==== DATA EXCERPTS

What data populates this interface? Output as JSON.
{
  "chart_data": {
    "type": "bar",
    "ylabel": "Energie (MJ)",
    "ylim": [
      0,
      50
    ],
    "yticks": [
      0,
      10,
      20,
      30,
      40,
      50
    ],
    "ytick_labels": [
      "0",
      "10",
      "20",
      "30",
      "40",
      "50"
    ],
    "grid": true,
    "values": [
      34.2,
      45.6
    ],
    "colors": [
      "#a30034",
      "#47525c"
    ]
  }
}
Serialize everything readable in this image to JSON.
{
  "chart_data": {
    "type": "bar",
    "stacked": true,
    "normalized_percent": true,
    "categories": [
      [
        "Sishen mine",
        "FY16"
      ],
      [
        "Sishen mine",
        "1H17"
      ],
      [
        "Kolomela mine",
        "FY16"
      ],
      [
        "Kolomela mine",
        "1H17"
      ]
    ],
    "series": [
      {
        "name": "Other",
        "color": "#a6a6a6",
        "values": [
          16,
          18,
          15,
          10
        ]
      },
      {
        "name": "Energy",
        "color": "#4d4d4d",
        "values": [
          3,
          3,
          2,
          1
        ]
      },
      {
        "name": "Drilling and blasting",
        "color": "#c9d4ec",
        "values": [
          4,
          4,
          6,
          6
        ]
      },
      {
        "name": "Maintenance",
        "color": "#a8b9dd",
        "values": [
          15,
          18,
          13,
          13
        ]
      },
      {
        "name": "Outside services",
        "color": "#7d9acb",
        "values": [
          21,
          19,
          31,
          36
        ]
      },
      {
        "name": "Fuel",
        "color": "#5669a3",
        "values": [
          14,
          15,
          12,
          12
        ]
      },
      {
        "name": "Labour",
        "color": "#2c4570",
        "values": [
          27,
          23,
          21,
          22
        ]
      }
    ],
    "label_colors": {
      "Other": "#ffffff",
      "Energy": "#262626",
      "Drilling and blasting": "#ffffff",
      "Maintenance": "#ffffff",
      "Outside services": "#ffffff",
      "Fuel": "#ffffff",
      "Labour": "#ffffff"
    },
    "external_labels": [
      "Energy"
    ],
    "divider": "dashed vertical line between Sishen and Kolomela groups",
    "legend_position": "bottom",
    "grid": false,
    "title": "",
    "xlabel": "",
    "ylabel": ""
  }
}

========

> _STATED EXERCISE_: Copy each line above containing the string "services".

> _SOLUTION TO THIS TASK_:
        "name": "Outside services",
      "Outside services": "#ffffff",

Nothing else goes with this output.